■ MATERIAL FOR THE TASK ■
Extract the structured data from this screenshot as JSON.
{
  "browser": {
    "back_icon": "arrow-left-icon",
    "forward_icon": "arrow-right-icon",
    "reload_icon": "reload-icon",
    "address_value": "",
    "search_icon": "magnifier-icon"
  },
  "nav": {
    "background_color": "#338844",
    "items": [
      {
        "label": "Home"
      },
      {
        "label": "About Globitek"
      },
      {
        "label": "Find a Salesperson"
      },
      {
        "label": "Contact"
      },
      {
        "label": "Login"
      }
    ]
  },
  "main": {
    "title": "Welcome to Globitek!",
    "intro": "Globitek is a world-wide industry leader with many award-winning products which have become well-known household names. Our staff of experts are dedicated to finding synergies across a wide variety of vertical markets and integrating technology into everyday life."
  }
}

...

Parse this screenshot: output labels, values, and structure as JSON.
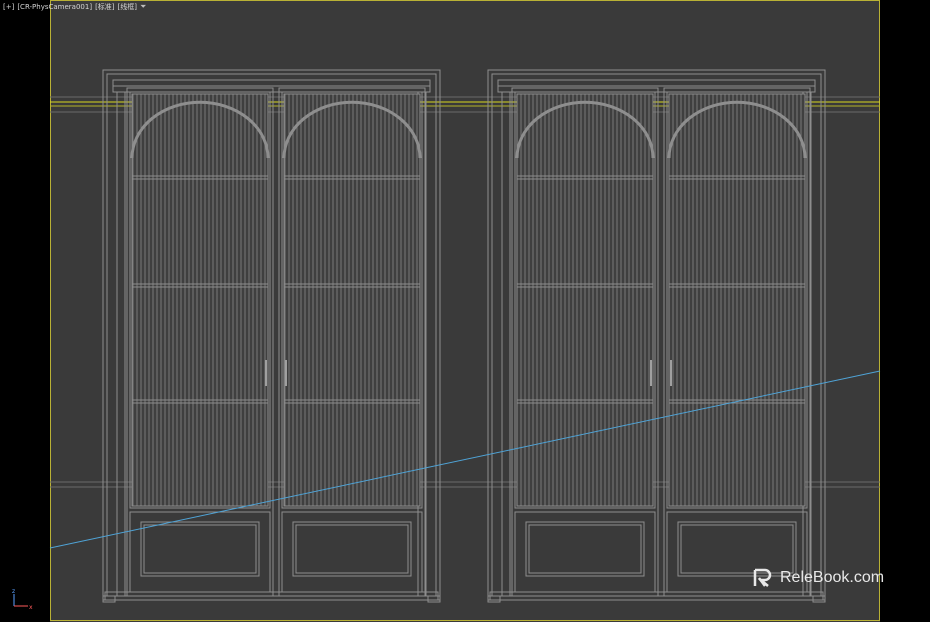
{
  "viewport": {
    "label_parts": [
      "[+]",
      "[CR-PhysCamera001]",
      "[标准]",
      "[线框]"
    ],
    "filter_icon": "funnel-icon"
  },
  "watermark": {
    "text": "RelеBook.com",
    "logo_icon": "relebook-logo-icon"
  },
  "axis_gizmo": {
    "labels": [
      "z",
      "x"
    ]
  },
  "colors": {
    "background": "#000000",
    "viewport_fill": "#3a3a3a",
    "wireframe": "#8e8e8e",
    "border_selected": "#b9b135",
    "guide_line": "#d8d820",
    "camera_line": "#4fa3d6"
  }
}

...

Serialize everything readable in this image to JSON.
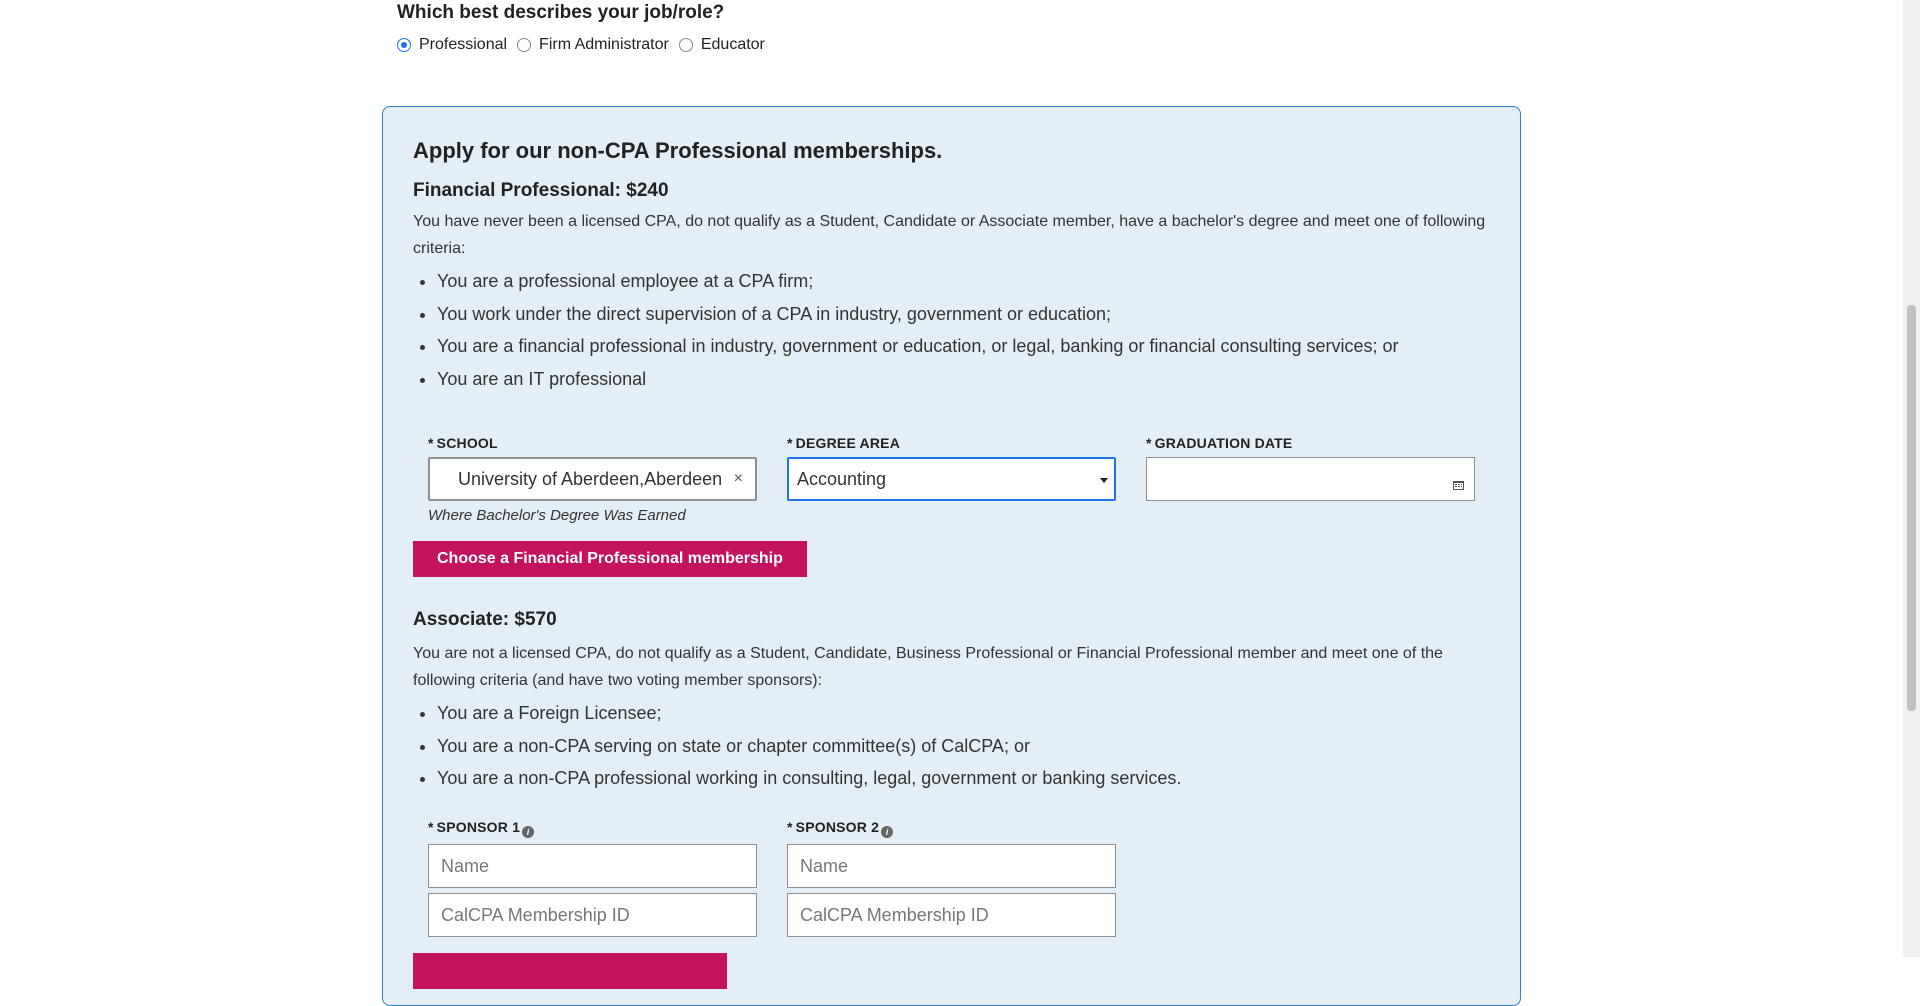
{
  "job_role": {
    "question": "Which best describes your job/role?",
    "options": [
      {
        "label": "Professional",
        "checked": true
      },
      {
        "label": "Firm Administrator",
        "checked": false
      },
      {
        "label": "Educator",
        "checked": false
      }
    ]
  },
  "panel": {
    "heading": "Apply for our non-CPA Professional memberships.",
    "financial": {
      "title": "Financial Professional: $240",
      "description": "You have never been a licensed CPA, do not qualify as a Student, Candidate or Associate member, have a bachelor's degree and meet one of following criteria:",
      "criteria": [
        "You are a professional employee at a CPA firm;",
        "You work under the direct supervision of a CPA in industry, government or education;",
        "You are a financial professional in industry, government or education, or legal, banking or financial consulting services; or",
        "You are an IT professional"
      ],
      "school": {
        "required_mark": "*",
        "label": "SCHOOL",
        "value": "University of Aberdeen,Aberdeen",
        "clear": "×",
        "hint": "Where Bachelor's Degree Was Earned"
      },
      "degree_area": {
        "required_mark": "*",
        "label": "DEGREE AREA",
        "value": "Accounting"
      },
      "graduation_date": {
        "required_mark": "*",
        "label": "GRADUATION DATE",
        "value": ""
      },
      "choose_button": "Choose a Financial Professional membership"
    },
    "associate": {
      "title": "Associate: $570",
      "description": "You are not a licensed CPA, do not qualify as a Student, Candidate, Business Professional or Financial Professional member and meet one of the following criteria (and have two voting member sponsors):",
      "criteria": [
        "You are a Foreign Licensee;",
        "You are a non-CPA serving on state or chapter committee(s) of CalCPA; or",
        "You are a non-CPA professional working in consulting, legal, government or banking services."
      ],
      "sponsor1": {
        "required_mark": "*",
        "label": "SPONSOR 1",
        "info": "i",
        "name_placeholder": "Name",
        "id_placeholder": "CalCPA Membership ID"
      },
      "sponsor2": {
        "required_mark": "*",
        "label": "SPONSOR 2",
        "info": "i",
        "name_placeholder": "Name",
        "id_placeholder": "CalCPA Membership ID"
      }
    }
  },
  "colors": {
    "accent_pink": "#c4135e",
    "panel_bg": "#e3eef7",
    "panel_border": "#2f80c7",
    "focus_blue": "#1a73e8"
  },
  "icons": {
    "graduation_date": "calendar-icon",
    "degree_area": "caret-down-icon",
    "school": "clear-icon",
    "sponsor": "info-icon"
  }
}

■ WRITTEN TASK ■
Count each line with "this" in it and report that figure by itself.

■ EXERCISE RESPONSE ■
3